### What is being asked
Extract every line that contains the word "JSON".
------------------------------
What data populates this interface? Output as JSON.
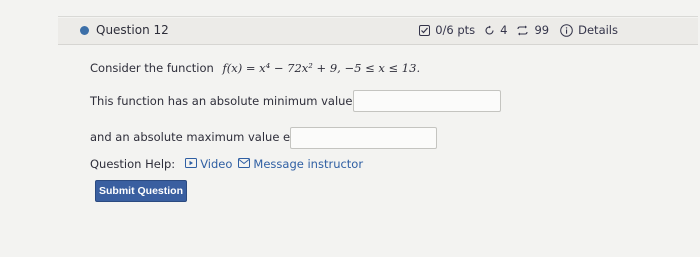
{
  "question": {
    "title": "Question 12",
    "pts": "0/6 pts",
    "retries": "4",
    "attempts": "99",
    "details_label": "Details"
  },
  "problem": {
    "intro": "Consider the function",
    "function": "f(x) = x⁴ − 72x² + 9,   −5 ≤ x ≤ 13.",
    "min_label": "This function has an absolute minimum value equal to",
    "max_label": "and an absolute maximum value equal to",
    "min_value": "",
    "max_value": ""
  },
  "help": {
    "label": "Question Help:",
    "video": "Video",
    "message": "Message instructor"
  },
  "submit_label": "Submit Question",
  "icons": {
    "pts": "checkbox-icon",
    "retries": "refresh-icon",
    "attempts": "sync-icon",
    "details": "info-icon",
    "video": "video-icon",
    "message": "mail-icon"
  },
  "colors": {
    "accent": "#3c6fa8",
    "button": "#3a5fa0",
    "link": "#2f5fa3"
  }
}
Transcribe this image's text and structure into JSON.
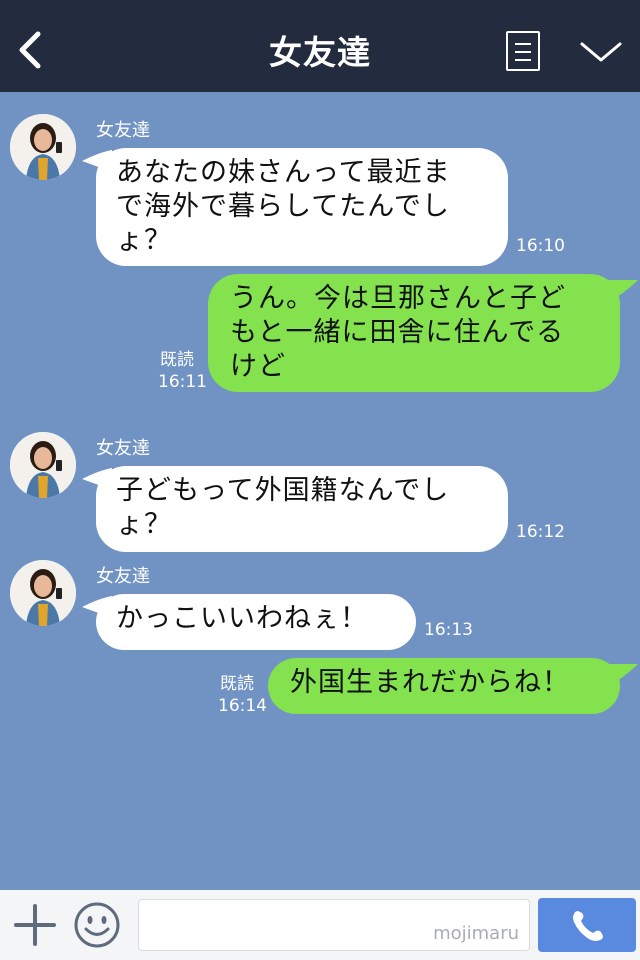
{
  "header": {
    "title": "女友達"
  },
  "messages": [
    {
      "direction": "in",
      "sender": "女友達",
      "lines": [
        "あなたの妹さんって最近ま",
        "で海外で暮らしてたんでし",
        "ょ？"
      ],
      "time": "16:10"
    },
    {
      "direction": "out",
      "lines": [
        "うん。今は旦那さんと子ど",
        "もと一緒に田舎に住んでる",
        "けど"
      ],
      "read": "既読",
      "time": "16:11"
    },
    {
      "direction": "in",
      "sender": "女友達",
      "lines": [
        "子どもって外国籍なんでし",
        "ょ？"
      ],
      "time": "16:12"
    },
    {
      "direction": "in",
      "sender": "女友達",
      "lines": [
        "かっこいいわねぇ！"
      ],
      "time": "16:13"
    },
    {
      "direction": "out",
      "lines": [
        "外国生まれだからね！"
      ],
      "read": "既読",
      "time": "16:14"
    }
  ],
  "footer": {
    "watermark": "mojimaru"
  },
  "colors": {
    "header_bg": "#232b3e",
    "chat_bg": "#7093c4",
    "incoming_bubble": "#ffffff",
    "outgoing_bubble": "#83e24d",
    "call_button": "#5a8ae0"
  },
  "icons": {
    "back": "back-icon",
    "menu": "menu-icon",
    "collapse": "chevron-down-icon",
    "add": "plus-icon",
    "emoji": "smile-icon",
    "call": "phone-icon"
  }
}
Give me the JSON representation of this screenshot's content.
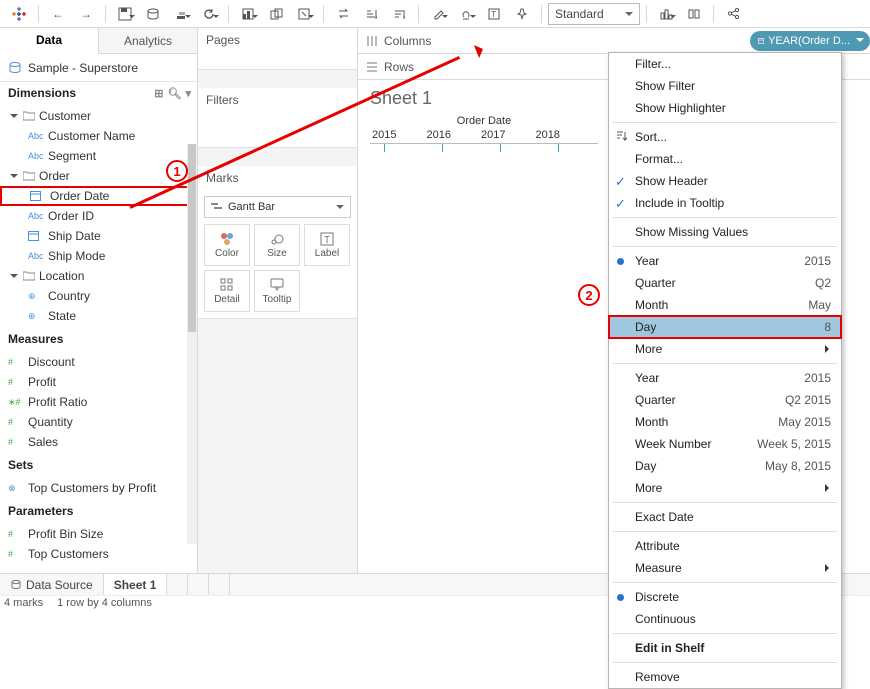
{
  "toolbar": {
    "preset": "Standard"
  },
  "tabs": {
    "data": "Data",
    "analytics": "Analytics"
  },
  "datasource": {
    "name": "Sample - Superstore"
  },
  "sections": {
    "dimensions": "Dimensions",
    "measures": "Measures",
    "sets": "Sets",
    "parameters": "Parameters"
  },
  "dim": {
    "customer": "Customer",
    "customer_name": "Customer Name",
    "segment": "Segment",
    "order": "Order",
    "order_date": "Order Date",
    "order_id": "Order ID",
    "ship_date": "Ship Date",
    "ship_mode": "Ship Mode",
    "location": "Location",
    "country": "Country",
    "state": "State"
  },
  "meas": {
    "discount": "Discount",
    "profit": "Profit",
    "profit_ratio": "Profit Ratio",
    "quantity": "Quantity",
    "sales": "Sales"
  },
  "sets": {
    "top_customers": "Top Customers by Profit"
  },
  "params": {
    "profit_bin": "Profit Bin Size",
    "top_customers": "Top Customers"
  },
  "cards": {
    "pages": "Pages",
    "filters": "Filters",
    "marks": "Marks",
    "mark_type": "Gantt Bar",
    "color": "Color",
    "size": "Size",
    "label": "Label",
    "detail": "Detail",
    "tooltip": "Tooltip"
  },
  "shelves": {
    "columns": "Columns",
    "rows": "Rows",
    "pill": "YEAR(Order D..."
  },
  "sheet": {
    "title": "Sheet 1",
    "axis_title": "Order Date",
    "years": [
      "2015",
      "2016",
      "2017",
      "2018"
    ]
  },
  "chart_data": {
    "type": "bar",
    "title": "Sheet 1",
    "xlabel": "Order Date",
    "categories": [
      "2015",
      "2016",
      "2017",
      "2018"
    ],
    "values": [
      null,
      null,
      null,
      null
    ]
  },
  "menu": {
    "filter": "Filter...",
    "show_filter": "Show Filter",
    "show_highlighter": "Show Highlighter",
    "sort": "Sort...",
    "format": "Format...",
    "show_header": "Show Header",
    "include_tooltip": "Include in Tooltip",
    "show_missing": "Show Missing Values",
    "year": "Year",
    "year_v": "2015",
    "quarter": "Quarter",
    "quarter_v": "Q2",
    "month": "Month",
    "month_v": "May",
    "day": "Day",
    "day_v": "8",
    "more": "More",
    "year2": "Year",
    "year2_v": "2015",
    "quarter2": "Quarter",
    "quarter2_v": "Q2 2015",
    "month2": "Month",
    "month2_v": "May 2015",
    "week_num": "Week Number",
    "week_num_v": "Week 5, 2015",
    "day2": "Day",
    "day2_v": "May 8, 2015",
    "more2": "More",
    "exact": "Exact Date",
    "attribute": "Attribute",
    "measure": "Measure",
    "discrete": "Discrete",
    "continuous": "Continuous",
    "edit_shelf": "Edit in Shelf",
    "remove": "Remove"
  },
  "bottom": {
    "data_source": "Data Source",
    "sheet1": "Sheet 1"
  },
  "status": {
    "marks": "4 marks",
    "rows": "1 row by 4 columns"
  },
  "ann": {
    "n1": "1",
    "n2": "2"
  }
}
------------------------------
### Full answer
What data populates this interface? Output as JSON.
Transcribe this image's text and structure into JSON.
Give me the JSON representation of this screenshot's content.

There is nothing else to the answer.